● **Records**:
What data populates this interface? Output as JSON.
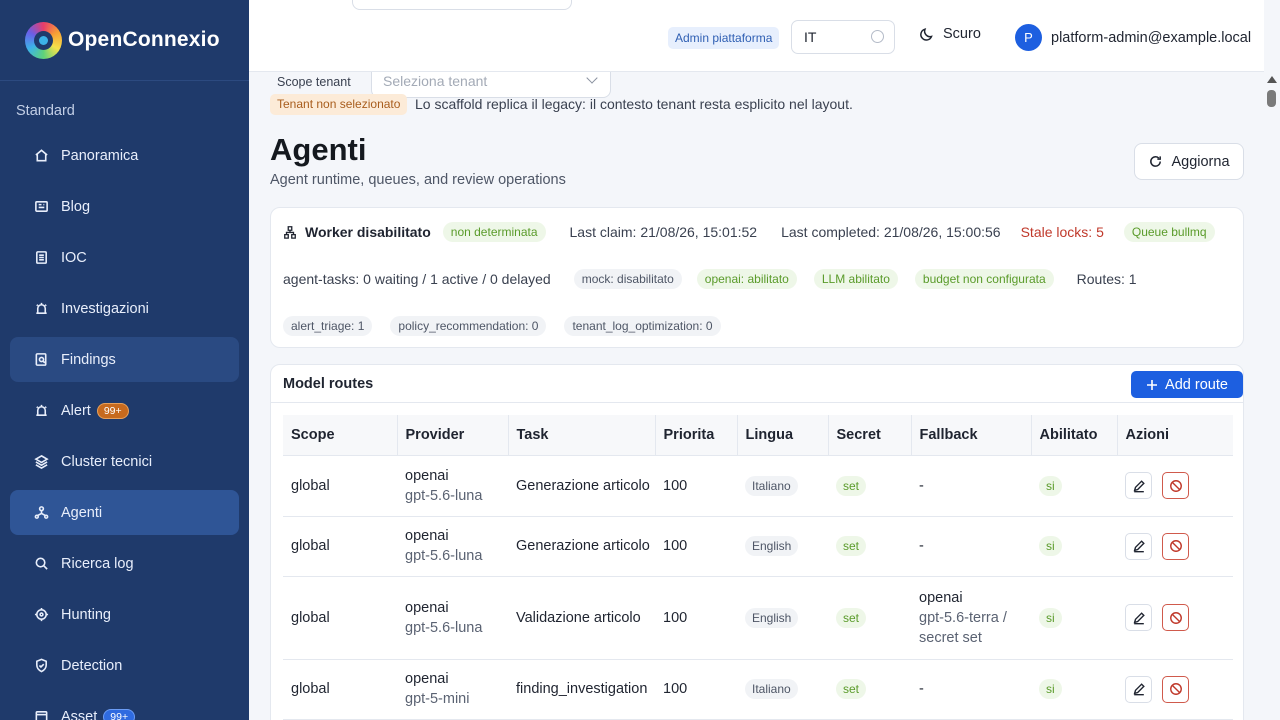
{
  "brand": {
    "name": "OpenConnexio"
  },
  "sidebar": {
    "section": "Standard",
    "items": [
      {
        "label": "Panoramica",
        "icon": "home-icon"
      },
      {
        "label": "Blog",
        "icon": "newspaper-icon"
      },
      {
        "label": "IOC",
        "icon": "document-icon"
      },
      {
        "label": "Investigazioni",
        "icon": "alarm-icon"
      },
      {
        "label": "Findings",
        "icon": "file-search-icon"
      },
      {
        "label": "Alert",
        "icon": "alarm-icon",
        "badge": "99+"
      },
      {
        "label": "Cluster tecnici",
        "icon": "layers-icon"
      },
      {
        "label": "Agenti",
        "icon": "network-icon"
      },
      {
        "label": "Ricerca log",
        "icon": "search-icon"
      },
      {
        "label": "Hunting",
        "icon": "target-icon"
      },
      {
        "label": "Detection",
        "icon": "shield-icon"
      },
      {
        "label": "Asset",
        "icon": "box-icon",
        "badge": "99+"
      }
    ]
  },
  "topbar": {
    "role_badge": "Admin piattaforma",
    "language": "IT",
    "theme_label": "Scuro",
    "user_initial": "P",
    "user_email": "platform-admin@example.local"
  },
  "tenant": {
    "scope_label": "Scope tenant",
    "select_placeholder": "Seleziona tenant",
    "status_badge": "Tenant non selezionato",
    "note": "Lo scaffold replica il legacy: il contesto tenant resta esplicito nel layout."
  },
  "page": {
    "title": "Agenti",
    "subtitle": "Agent runtime, queues, and review operations",
    "refresh_label": "Aggiorna"
  },
  "worker": {
    "title": "Worker disabilitato",
    "status": "non determinata",
    "last_claim": "Last claim: 21/08/26, 15:01:52",
    "last_completed": "Last completed: 21/08/26, 15:00:56",
    "stale_locks": "Stale locks: 5",
    "queue": "Queue bullmq",
    "tasks": "agent-tasks: 0 waiting / 1 active / 0 delayed",
    "mock": "mock: disabilitato",
    "openai": "openai: abilitato",
    "llm": "LLM abilitato",
    "budget": "budget non configurata",
    "routes": "Routes: 1",
    "counters": [
      "alert_triage: 1",
      "policy_recommendation: 0",
      "tenant_log_optimization: 0"
    ]
  },
  "routes": {
    "title": "Model routes",
    "add_label": "Add route",
    "columns": [
      "Scope",
      "Provider",
      "Task",
      "Priorita",
      "Lingua",
      "Secret",
      "Fallback",
      "Abilitato",
      "Azioni"
    ],
    "rows": [
      {
        "scope": "global",
        "provider": "openai",
        "model": "gpt-5.6-luna",
        "task": "Generazione articolo",
        "priority": "100",
        "language": "Italiano",
        "secret": "set",
        "fallback": [
          "-"
        ],
        "enabled": "si"
      },
      {
        "scope": "global",
        "provider": "openai",
        "model": "gpt-5.6-luna",
        "task": "Generazione articolo",
        "priority": "100",
        "language": "English",
        "secret": "set",
        "fallback": [
          "-"
        ],
        "enabled": "si"
      },
      {
        "scope": "global",
        "provider": "openai",
        "model": "gpt-5.6-luna",
        "task": "Validazione articolo",
        "priority": "100",
        "language": "English",
        "secret": "set",
        "fallback": [
          "openai",
          "gpt-5.6-terra /",
          "secret set"
        ],
        "enabled": "si"
      },
      {
        "scope": "global",
        "provider": "openai",
        "model": "gpt-5-mini",
        "task": "finding_investigation",
        "priority": "100",
        "language": "Italiano",
        "secret": "set",
        "fallback": [
          "-"
        ],
        "enabled": "si"
      }
    ]
  }
}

● **OBJECTIVE**:
All the records need to be repeated exactly, with the images dropped.

● **THE OUTPUT**:
What data populates this interface? Output as JSON.
{
  "brand": {
    "name": "OpenConnexio"
  },
  "sidebar": {
    "section": "Standard",
    "items": [
      {
        "label": "Panoramica",
        "icon": "home-icon"
      },
      {
        "label": "Blog",
        "icon": "newspaper-icon"
      },
      {
        "label": "IOC",
        "icon": "document-icon"
      },
      {
        "label": "Investigazioni",
        "icon": "alarm-icon"
      },
      {
        "label": "Findings",
        "icon": "file-search-icon"
      },
      {
        "label": "Alert",
        "icon": "alarm-icon",
        "badge": "99+"
      },
      {
        "label": "Cluster tecnici",
        "icon": "layers-icon"
      },
      {
        "label": "Agenti",
        "icon": "network-icon"
      },
      {
        "label": "Ricerca log",
        "icon": "search-icon"
      },
      {
        "label": "Hunting",
        "icon": "target-icon"
      },
      {
        "label": "Detection",
        "icon": "shield-icon"
      },
      {
        "label": "Asset",
        "icon": "box-icon",
        "badge": "99+"
      }
    ]
  },
  "topbar": {
    "role_badge": "Admin piattaforma",
    "language": "IT",
    "theme_label": "Scuro",
    "user_initial": "P",
    "user_email": "platform-admin@example.local"
  },
  "tenant": {
    "scope_label": "Scope tenant",
    "select_placeholder": "Seleziona tenant",
    "status_badge": "Tenant non selezionato",
    "note": "Lo scaffold replica il legacy: il contesto tenant resta esplicito nel layout."
  },
  "page": {
    "title": "Agenti",
    "subtitle": "Agent runtime, queues, and review operations",
    "refresh_label": "Aggiorna"
  },
  "worker": {
    "title": "Worker disabilitato",
    "status": "non determinata",
    "last_claim": "Last claim: 21/08/26, 15:01:52",
    "last_completed": "Last completed: 21/08/26, 15:00:56",
    "stale_locks": "Stale locks: 5",
    "queue": "Queue bullmq",
    "tasks": "agent-tasks: 0 waiting / 1 active / 0 delayed",
    "mock": "mock: disabilitato",
    "openai": "openai: abilitato",
    "llm": "LLM abilitato",
    "budget": "budget non configurata",
    "routes": "Routes: 1",
    "counters": [
      "alert_triage: 1",
      "policy_recommendation: 0",
      "tenant_log_optimization: 0"
    ]
  },
  "routes": {
    "title": "Model routes",
    "add_label": "Add route",
    "columns": [
      "Scope",
      "Provider",
      "Task",
      "Priorita",
      "Lingua",
      "Secret",
      "Fallback",
      "Abilitato",
      "Azioni"
    ],
    "rows": [
      {
        "scope": "global",
        "provider": "openai",
        "model": "gpt-5.6-luna",
        "task": "Generazione articolo",
        "priority": "100",
        "language": "Italiano",
        "secret": "set",
        "fallback": [
          "-"
        ],
        "enabled": "si"
      },
      {
        "scope": "global",
        "provider": "openai",
        "model": "gpt-5.6-luna",
        "task": "Generazione articolo",
        "priority": "100",
        "language": "English",
        "secret": "set",
        "fallback": [
          "-"
        ],
        "enabled": "si"
      },
      {
        "scope": "global",
        "provider": "openai",
        "model": "gpt-5.6-luna",
        "task": "Validazione articolo",
        "priority": "100",
        "language": "English",
        "secret": "set",
        "fallback": [
          "openai",
          "gpt-5.6-terra /",
          "secret set"
        ],
        "enabled": "si"
      },
      {
        "scope": "global",
        "provider": "openai",
        "model": "gpt-5-mini",
        "task": "finding_investigation",
        "priority": "100",
        "language": "Italiano",
        "secret": "set",
        "fallback": [
          "-"
        ],
        "enabled": "si"
      }
    ]
  }
}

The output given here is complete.